** Begin Data section **

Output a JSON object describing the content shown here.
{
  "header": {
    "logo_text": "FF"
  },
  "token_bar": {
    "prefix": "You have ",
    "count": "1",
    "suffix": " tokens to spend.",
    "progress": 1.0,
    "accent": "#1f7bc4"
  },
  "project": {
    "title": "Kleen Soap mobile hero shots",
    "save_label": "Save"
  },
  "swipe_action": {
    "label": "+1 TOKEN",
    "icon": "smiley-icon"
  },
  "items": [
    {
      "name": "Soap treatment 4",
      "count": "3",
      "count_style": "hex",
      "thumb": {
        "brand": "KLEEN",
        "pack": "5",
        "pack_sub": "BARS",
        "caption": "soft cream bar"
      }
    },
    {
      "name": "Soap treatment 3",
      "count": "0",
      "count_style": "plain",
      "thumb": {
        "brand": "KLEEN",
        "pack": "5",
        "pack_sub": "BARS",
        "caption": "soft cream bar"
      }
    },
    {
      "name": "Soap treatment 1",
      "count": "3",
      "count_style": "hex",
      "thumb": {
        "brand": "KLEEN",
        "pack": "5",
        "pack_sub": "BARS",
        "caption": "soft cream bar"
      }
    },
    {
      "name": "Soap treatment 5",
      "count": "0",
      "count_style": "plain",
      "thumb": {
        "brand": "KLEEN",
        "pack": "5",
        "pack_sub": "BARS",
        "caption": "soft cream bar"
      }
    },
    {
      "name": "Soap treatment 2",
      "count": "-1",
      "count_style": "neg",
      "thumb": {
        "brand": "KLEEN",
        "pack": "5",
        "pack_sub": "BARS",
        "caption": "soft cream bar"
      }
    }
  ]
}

** End Data section **

• Task goal: Extract every line from the records above that contains the word "name".

• Answer to the task:
      "name": "Soap treatment 4",
      "name": "Soap treatment 3",
      "name": "Soap treatment 1",
      "name": "Soap treatment 5",
      "name": "Soap treatment 2",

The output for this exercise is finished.